→ What is required
Return the whole listing exactly as it stands.

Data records
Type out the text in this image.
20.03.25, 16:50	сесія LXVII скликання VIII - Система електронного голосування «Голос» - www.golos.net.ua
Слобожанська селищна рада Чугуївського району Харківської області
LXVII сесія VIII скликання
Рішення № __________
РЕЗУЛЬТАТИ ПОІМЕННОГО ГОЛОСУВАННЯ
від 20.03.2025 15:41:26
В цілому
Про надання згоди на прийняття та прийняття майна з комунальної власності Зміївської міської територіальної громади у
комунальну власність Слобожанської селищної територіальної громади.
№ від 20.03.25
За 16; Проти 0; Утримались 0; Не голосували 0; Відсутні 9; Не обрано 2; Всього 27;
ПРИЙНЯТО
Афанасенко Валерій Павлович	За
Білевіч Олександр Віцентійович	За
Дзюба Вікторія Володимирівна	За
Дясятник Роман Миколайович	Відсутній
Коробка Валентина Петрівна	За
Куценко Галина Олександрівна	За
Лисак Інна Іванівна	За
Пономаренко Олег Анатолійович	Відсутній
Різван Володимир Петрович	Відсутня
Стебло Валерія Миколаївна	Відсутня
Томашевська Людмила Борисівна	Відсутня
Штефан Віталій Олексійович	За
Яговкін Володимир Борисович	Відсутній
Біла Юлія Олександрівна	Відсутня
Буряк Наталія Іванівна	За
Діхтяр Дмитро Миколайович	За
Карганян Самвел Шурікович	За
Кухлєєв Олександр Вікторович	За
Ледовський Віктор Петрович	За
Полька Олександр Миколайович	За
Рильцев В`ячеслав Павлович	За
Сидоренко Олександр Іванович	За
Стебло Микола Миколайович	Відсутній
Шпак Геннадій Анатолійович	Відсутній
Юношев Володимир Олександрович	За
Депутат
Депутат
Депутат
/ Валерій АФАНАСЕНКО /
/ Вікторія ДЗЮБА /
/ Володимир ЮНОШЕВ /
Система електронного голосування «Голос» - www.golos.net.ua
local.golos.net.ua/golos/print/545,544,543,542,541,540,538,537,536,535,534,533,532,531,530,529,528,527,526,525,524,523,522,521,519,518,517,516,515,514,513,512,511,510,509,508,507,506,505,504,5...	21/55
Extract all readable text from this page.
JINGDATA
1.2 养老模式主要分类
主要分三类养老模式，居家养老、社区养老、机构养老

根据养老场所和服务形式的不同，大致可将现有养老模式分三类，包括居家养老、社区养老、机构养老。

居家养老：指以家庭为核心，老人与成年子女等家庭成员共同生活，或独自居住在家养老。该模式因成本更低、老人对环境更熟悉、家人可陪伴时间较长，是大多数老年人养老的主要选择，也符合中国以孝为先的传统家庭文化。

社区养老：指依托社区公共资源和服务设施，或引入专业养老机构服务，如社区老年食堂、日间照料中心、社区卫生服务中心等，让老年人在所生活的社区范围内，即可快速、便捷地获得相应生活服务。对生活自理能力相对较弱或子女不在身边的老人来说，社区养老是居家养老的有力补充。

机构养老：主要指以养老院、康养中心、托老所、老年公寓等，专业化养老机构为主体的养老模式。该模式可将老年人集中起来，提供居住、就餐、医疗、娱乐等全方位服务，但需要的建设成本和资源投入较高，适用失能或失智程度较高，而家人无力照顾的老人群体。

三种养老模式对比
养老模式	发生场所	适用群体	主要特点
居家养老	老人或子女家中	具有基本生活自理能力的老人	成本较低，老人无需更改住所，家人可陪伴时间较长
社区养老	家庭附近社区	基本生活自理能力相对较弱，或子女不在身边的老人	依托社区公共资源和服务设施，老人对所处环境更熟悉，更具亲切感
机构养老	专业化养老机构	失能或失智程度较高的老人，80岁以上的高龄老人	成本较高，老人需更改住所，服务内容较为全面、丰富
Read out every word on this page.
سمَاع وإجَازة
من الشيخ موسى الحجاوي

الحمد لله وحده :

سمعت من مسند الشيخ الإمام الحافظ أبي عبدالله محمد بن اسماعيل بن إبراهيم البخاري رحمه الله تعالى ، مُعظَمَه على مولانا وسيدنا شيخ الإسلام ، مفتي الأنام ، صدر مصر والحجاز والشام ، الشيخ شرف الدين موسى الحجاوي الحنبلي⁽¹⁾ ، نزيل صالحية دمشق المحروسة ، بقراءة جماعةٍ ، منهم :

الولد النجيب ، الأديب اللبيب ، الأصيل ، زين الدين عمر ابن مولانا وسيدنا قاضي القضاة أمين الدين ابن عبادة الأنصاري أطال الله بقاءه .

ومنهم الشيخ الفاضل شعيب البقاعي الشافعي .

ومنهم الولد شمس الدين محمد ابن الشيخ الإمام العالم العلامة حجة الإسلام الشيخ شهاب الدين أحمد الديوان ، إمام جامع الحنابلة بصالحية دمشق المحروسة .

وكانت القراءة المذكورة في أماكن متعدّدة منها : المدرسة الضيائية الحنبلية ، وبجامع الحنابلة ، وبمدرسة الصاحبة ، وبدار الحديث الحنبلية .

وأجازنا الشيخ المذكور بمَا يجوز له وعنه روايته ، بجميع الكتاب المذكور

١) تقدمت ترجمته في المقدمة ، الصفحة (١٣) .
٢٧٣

→ Exercise output
Type out the text in this image.
20.03.25, 16:50	сесія LXVII скликання VIII - Система електронного голосування «Голос» - www.golos.net.ua
Слобожанська селищна рада Чугуївського району Харківської області
LXVII сесія VIII скликання
Рішення № __________
РЕЗУЛЬТАТИ ПОІМЕННОГО ГОЛОСУВАННЯ
від 20.03.2025 15:41:26
В цілому
Про надання згоди на прийняття та прийняття майна з комунальної власності Зміївської міської територіальної громади у
комунальну власність Слобожанської селищної територіальної громади.
№ від 20.03.25
За 16; Проти 0; Утримались 0; Не голосували 0; Відсутні 9; Не обрано 2; Всього 27;
ПРИЙНЯТО
Афанасенко Валерій Павлович	За
Білевіч Олександр Віцентійович	За
Дзюба Вікторія Володимирівна	За
Дясятник Роман Миколайович	Відсутній
Коробка Валентина Петрівна	За
Куценко Галина Олександрівна	За
Лисак Інна Іванівна	За
Пономаренко Олег Анатолійович	Відсутній
Різван Володимир Петрович	Відсутня
Стебло Валерія Миколаївна	Відсутня
Томашевська Людмила Борисівна	Відсутня
Штефан Віталій Олексійович	За
Яговкін Володимир Борисович	Відсутній
Біла Юлія Олександрівна	Відсутня
Буряк Наталія Іванівна	За
Діхтяр Дмитро Миколайович	За
Карганян Самвел Шурікович	За
Кухлєєв Олександр Вікторович	За
Ледовський Віктор Петрович	За
Полька Олександр Миколайович	За
Рильцев В`ячеслав Павлович	За
Сидоренко Олександр Іванович	За
Стебло Микола Миколайович	Відсутній
Шпак Геннадій Анатолійович	Відсутній
Юношев Володимир Олександрович	За
Депутат
Депутат
Депутат
/ Валерій АФАНАСЕНКО /
/ Вікторія ДЗЮБА /
/ Володимир ЮНОШЕВ /
Система електронного голосування «Голос» - www.golos.net.ua
local.golos.net.ua/golos/print/545,544,543,542,541,540,538,537,536,535,534,533,532,531,530,529,528,527,526,525,524,523,522,521,519,518,517,516,515,514,513,512,511,510,509,508,507,506,505,504,5...	21/55
Extract all readable text from this page.
JINGDATA
1.2 养老模式主要分类
主要分三类养老模式，居家养老、社区养老、机构养老

根据养老场所和服务形式的不同，大致可将现有养老模式分三类，包括居家养老、社区养老、机构养老。

居家养老：指以家庭为核心，老人与成年子女等家庭成员共同生活，或独自居住在家养老。该模式因成本更低、老人对环境更熟悉、家人可陪伴时间较长，是大多数老年人养老的主要选择，也符合中国以孝为先的传统家庭文化。

社区养老：指依托社区公共资源和服务设施，或引入专业养老机构服务，如社区老年食堂、日间照料中心、社区卫生服务中心等，让老年人在所生活的社区范围内，即可快速、便捷地获得相应生活服务。对生活自理能力相对较弱或子女不在身边的老人来说，社区养老是居家养老的有力补充。

机构养老：主要指以养老院、康养中心、托老所、老年公寓等，专业化养老机构为主体的养老模式。该模式可将老年人集中起来，提供居住、就餐、医疗、娱乐等全方位服务，但需要的建设成本和资源投入较高，适用失能或失智程度较高，而家人无力照顾的老人群体。

三种养老模式对比
养老模式	发生场所	适用群体	主要特点
居家养老	老人或子女家中	具有基本生活自理能力的老人	成本较低，老人无需更改住所，家人可陪伴时间较长
社区养老	家庭附近社区	基本生活自理能力相对较弱，或子女不在身边的老人	依托社区公共资源和服务设施，老人对所处环境更熟悉，更具亲切感
机构养老	专业化养老机构	失能或失智程度较高的老人，80岁以上的高龄老人	成本较高，老人需更改住所，服务内容较为全面、丰富
Read out every word on this page.
سمَاع وإجَازة
من الشيخ موسى الحجاوي

الحمد لله وحده :

سمعت من مسند الشيخ الإمام الحافظ أبي عبدالله محمد بن اسماعيل بن إبراهيم البخاري رحمه الله تعالى ، مُعظَمَه على مولانا وسيدنا شيخ الإسلام ، مفتي الأنام ، صدر مصر والحجاز والشام ، الشيخ شرف الدين موسى الحجاوي الحنبلي⁽¹⁾ ، نزيل صالحية دمشق المحروسة ، بقراءة جماعةٍ ، منهم :

الولد النجيب ، الأديب اللبيب ، الأصيل ، زين الدين عمر ابن مولانا وسيدنا قاضي القضاة أمين الدين ابن عبادة الأنصاري أطال الله بقاءه .

ومنهم الشيخ الفاضل شعيب البقاعي الشافعي .

ومنهم الولد شمس الدين محمد ابن الشيخ الإمام العالم العلامة حجة الإسلام الشيخ شهاب الدين أحمد الديوان ، إمام جامع الحنابلة بصالحية دمشق المحروسة .

وكانت القراءة المذكورة في أماكن متعدّدة منها : المدرسة الضيائية الحنبلية ، وبجامع الحنابلة ، وبمدرسة الصاحبة ، وبدار الحديث الحنبلية .

وأجازنا الشيخ المذكور بمَا يجوز له وعنه روايته ، بجميع الكتاب المذكور

١) تقدمت ترجمته في المقدمة ، الصفحة (١٣) .
٢٧٣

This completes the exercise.